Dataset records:
..........

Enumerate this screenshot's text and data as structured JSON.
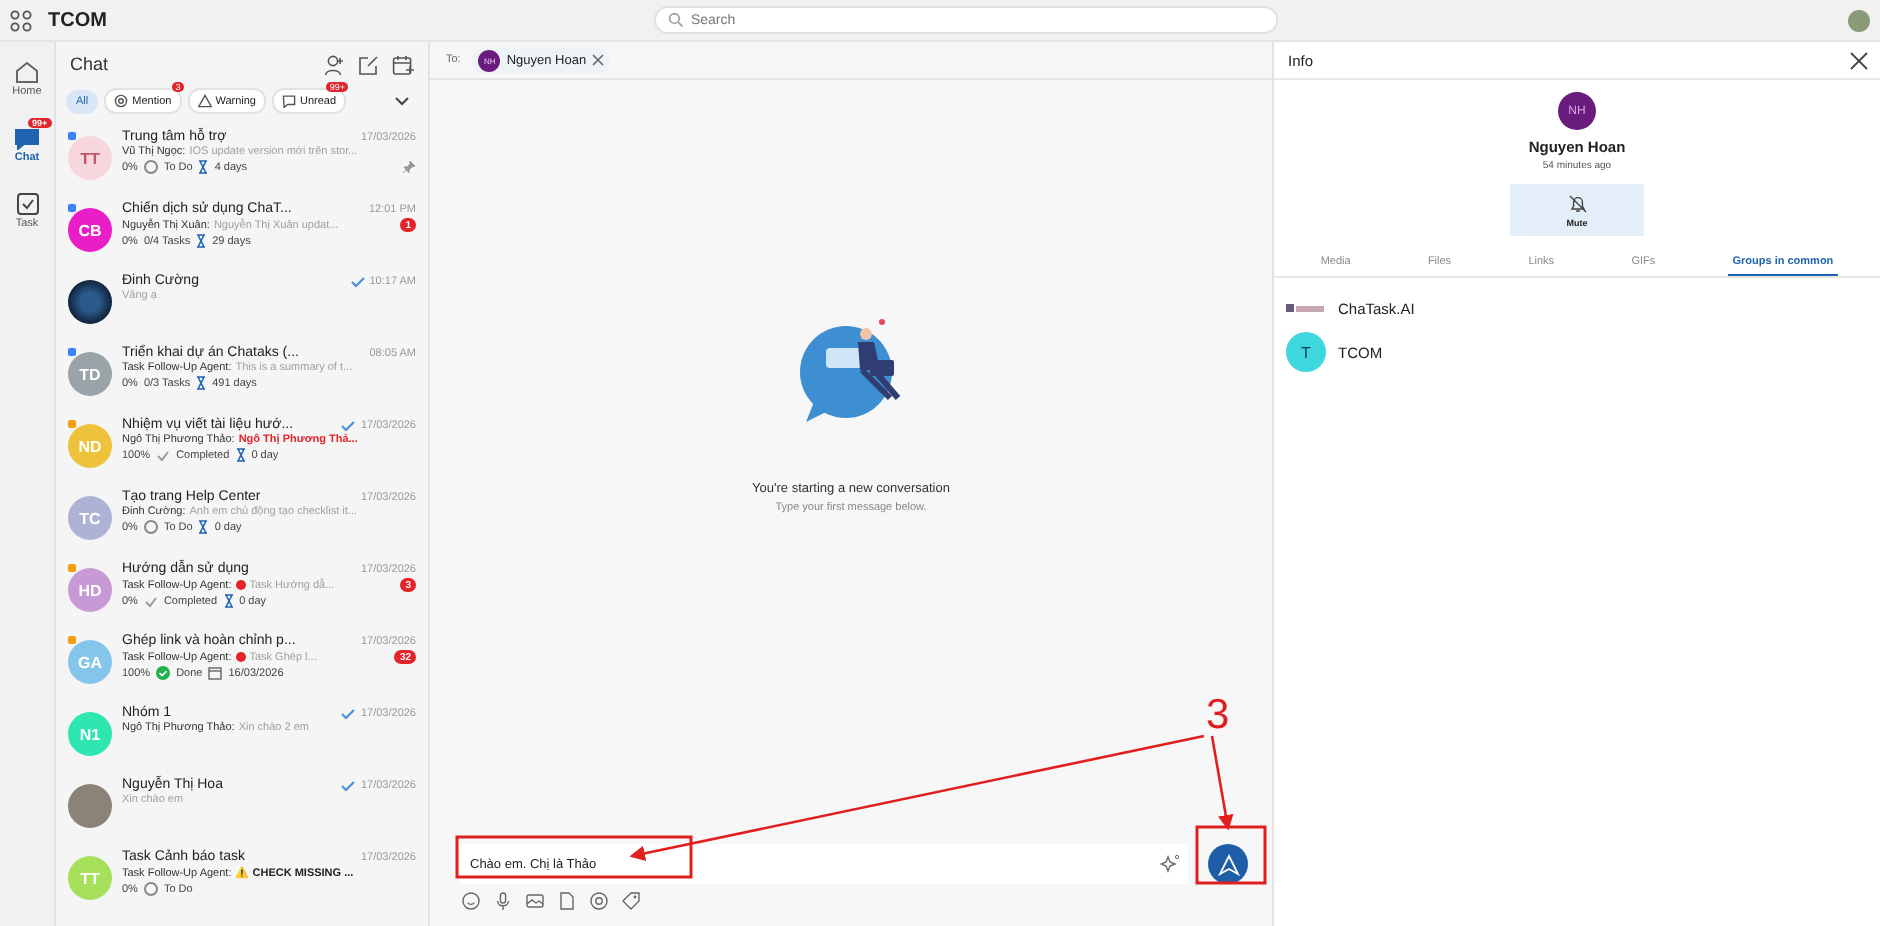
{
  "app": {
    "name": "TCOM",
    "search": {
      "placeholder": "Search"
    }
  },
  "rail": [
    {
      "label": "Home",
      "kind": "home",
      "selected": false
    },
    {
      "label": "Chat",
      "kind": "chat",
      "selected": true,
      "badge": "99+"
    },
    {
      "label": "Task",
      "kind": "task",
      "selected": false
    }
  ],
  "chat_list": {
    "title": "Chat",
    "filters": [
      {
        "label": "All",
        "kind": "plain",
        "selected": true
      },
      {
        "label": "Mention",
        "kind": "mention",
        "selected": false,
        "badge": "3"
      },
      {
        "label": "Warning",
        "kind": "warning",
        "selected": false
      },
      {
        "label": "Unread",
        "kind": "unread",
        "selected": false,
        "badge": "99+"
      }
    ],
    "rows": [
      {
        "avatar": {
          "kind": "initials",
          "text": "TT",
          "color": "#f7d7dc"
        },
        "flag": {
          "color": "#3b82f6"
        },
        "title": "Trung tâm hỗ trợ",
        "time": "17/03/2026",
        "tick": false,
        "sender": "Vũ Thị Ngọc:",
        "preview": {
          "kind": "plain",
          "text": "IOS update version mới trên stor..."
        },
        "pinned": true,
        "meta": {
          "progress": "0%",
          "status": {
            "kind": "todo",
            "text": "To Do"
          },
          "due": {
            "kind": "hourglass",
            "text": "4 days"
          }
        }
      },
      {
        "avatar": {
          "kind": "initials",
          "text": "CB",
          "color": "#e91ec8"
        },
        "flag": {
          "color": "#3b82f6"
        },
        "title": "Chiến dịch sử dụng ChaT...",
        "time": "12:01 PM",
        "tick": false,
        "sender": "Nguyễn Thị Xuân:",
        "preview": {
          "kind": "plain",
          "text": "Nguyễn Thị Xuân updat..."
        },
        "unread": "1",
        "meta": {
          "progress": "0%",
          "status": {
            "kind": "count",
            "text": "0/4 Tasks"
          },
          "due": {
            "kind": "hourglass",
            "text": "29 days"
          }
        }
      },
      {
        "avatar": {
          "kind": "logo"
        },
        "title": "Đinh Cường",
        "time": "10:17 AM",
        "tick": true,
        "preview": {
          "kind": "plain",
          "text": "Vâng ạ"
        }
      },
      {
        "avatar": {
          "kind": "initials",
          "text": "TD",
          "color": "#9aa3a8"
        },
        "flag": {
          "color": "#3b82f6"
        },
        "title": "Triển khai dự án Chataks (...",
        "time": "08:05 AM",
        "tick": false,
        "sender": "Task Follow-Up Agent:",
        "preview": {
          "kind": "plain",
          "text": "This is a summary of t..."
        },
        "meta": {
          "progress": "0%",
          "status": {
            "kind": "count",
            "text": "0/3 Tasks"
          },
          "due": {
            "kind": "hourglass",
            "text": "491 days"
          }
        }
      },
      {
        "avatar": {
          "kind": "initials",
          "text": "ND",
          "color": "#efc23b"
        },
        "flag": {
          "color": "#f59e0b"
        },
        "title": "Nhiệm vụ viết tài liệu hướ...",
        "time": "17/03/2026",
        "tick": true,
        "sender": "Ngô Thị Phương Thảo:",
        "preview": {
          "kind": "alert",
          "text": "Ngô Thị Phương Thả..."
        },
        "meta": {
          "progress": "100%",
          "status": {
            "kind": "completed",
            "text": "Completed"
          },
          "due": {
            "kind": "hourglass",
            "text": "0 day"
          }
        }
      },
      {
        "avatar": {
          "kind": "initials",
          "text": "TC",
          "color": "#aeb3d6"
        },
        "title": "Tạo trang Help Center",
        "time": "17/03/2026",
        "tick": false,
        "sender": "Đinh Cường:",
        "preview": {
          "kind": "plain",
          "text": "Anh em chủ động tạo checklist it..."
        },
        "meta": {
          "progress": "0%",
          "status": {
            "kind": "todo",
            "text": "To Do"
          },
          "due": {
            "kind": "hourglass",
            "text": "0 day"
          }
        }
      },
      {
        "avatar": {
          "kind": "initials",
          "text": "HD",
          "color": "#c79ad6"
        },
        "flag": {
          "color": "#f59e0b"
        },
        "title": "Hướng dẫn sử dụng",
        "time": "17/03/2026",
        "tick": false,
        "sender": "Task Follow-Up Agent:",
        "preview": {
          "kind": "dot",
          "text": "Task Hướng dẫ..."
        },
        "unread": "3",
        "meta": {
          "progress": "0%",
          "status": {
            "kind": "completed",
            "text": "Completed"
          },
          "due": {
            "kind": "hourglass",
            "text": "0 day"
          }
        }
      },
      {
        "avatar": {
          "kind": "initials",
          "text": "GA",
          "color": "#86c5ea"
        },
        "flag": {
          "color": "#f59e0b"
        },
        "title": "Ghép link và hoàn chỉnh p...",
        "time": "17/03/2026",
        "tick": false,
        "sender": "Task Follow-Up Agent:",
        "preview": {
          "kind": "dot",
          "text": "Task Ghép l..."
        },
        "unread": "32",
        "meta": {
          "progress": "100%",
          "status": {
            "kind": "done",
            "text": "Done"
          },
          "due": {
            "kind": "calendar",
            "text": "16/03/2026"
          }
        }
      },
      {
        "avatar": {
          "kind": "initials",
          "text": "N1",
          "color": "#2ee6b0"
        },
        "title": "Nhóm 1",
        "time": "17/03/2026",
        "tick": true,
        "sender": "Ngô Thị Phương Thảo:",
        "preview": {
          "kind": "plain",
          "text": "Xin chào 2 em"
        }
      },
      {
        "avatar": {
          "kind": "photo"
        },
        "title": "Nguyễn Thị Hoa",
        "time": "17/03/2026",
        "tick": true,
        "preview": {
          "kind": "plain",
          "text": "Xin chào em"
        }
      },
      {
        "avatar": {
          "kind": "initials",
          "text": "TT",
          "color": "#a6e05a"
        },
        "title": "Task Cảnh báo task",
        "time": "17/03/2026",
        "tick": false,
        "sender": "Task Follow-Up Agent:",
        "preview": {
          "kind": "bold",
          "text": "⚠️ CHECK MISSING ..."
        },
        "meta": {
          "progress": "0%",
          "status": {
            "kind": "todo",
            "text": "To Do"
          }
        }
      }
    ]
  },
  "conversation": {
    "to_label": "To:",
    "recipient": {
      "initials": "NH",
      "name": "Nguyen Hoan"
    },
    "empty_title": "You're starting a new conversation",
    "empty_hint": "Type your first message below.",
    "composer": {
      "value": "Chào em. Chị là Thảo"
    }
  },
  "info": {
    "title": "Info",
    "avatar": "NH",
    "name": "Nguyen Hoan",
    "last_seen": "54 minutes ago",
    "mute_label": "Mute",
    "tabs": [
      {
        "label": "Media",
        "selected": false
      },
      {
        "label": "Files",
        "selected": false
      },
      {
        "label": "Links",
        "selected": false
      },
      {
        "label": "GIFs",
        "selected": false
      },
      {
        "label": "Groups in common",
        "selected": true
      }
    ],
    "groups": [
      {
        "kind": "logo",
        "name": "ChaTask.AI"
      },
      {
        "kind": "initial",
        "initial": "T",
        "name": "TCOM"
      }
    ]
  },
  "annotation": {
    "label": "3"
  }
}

..........

Pictures are excluded; output everything else in the data verbatim.

Enumerate this screenshot's text and data as structured JSON.
{
  "app": {
    "name": "TCOM",
    "search": {
      "placeholder": "Search"
    }
  },
  "rail": [
    {
      "label": "Home",
      "kind": "home",
      "selected": false
    },
    {
      "label": "Chat",
      "kind": "chat",
      "selected": true,
      "badge": "99+"
    },
    {
      "label": "Task",
      "kind": "task",
      "selected": false
    }
  ],
  "chat_list": {
    "title": "Chat",
    "filters": [
      {
        "label": "All",
        "kind": "plain",
        "selected": true
      },
      {
        "label": "Mention",
        "kind": "mention",
        "selected": false,
        "badge": "3"
      },
      {
        "label": "Warning",
        "kind": "warning",
        "selected": false
      },
      {
        "label": "Unread",
        "kind": "unread",
        "selected": false,
        "badge": "99+"
      }
    ],
    "rows": [
      {
        "avatar": {
          "kind": "initials",
          "text": "TT",
          "color": "#f7d7dc"
        },
        "flag": {
          "color": "#3b82f6"
        },
        "title": "Trung tâm hỗ trợ",
        "time": "17/03/2026",
        "tick": false,
        "sender": "Vũ Thị Ngọc:",
        "preview": {
          "kind": "plain",
          "text": "IOS update version mới trên stor..."
        },
        "pinned": true,
        "meta": {
          "progress": "0%",
          "status": {
            "kind": "todo",
            "text": "To Do"
          },
          "due": {
            "kind": "hourglass",
            "text": "4 days"
          }
        }
      },
      {
        "avatar": {
          "kind": "initials",
          "text": "CB",
          "color": "#e91ec8"
        },
        "flag": {
          "color": "#3b82f6"
        },
        "title": "Chiến dịch sử dụng ChaT...",
        "time": "12:01 PM",
        "tick": false,
        "sender": "Nguyễn Thị Xuân:",
        "preview": {
          "kind": "plain",
          "text": "Nguyễn Thị Xuân updat..."
        },
        "unread": "1",
        "meta": {
          "progress": "0%",
          "status": {
            "kind": "count",
            "text": "0/4 Tasks"
          },
          "due": {
            "kind": "hourglass",
            "text": "29 days"
          }
        }
      },
      {
        "avatar": {
          "kind": "logo"
        },
        "title": "Đinh Cường",
        "time": "10:17 AM",
        "tick": true,
        "preview": {
          "kind": "plain",
          "text": "Vâng ạ"
        }
      },
      {
        "avatar": {
          "kind": "initials",
          "text": "TD",
          "color": "#9aa3a8"
        },
        "flag": {
          "color": "#3b82f6"
        },
        "title": "Triển khai dự án Chataks (...",
        "time": "08:05 AM",
        "tick": false,
        "sender": "Task Follow-Up Agent:",
        "preview": {
          "kind": "plain",
          "text": "This is a summary of t..."
        },
        "meta": {
          "progress": "0%",
          "status": {
            "kind": "count",
            "text": "0/3 Tasks"
          },
          "due": {
            "kind": "hourglass",
            "text": "491 days"
          }
        }
      },
      {
        "avatar": {
          "kind": "initials",
          "text": "ND",
          "color": "#efc23b"
        },
        "flag": {
          "color": "#f59e0b"
        },
        "title": "Nhiệm vụ viết tài liệu hướ...",
        "time": "17/03/2026",
        "tick": true,
        "sender": "Ngô Thị Phương Thảo:",
        "preview": {
          "kind": "alert",
          "text": "Ngô Thị Phương Thả..."
        },
        "meta": {
          "progress": "100%",
          "status": {
            "kind": "completed",
            "text": "Completed"
          },
          "due": {
            "kind": "hourglass",
            "text": "0 day"
          }
        }
      },
      {
        "avatar": {
          "kind": "initials",
          "text": "TC",
          "color": "#aeb3d6"
        },
        "title": "Tạo trang Help Center",
        "time": "17/03/2026",
        "tick": false,
        "sender": "Đinh Cường:",
        "preview": {
          "kind": "plain",
          "text": "Anh em chủ động tạo checklist it..."
        },
        "meta": {
          "progress": "0%",
          "status": {
            "kind": "todo",
            "text": "To Do"
          },
          "due": {
            "kind": "hourglass",
            "text": "0 day"
          }
        }
      },
      {
        "avatar": {
          "kind": "initials",
          "text": "HD",
          "color": "#c79ad6"
        },
        "flag": {
          "color": "#f59e0b"
        },
        "title": "Hướng dẫn sử dụng",
        "time": "17/03/2026",
        "tick": false,
        "sender": "Task Follow-Up Agent:",
        "preview": {
          "kind": "dot",
          "text": "Task Hướng dẫ..."
        },
        "unread": "3",
        "meta": {
          "progress": "0%",
          "status": {
            "kind": "completed",
            "text": "Completed"
          },
          "due": {
            "kind": "hourglass",
            "text": "0 day"
          }
        }
      },
      {
        "avatar": {
          "kind": "initials",
          "text": "GA",
          "color": "#86c5ea"
        },
        "flag": {
          "color": "#f59e0b"
        },
        "title": "Ghép link và hoàn chỉnh p...",
        "time": "17/03/2026",
        "tick": false,
        "sender": "Task Follow-Up Agent:",
        "preview": {
          "kind": "dot",
          "text": "Task Ghép l..."
        },
        "unread": "32",
        "meta": {
          "progress": "100%",
          "status": {
            "kind": "done",
            "text": "Done"
          },
          "due": {
            "kind": "calendar",
            "text": "16/03/2026"
          }
        }
      },
      {
        "avatar": {
          "kind": "initials",
          "text": "N1",
          "color": "#2ee6b0"
        },
        "title": "Nhóm 1",
        "time": "17/03/2026",
        "tick": true,
        "sender": "Ngô Thị Phương Thảo:",
        "preview": {
          "kind": "plain",
          "text": "Xin chào 2 em"
        }
      },
      {
        "avatar": {
          "kind": "photo"
        },
        "title": "Nguyễn Thị Hoa",
        "time": "17/03/2026",
        "tick": true,
        "preview": {
          "kind": "plain",
          "text": "Xin chào em"
        }
      },
      {
        "avatar": {
          "kind": "initials",
          "text": "TT",
          "color": "#a6e05a"
        },
        "title": "Task Cảnh báo task",
        "time": "17/03/2026",
        "tick": false,
        "sender": "Task Follow-Up Agent:",
        "preview": {
          "kind": "bold",
          "text": "⚠️ CHECK MISSING ..."
        },
        "meta": {
          "progress": "0%",
          "status": {
            "kind": "todo",
            "text": "To Do"
          }
        }
      }
    ]
  },
  "conversation": {
    "to_label": "To:",
    "recipient": {
      "initials": "NH",
      "name": "Nguyen Hoan"
    },
    "empty_title": "You're starting a new conversation",
    "empty_hint": "Type your first message below.",
    "composer": {
      "value": "Chào em. Chị là Thảo"
    }
  },
  "info": {
    "title": "Info",
    "avatar": "NH",
    "name": "Nguyen Hoan",
    "last_seen": "54 minutes ago",
    "mute_label": "Mute",
    "tabs": [
      {
        "label": "Media",
        "selected": false
      },
      {
        "label": "Files",
        "selected": false
      },
      {
        "label": "Links",
        "selected": false
      },
      {
        "label": "GIFs",
        "selected": false
      },
      {
        "label": "Groups in common",
        "selected": true
      }
    ],
    "groups": [
      {
        "kind": "logo",
        "name": "ChaTask.AI"
      },
      {
        "kind": "initial",
        "initial": "T",
        "name": "TCOM"
      }
    ]
  },
  "annotation": {
    "label": "3"
  }
}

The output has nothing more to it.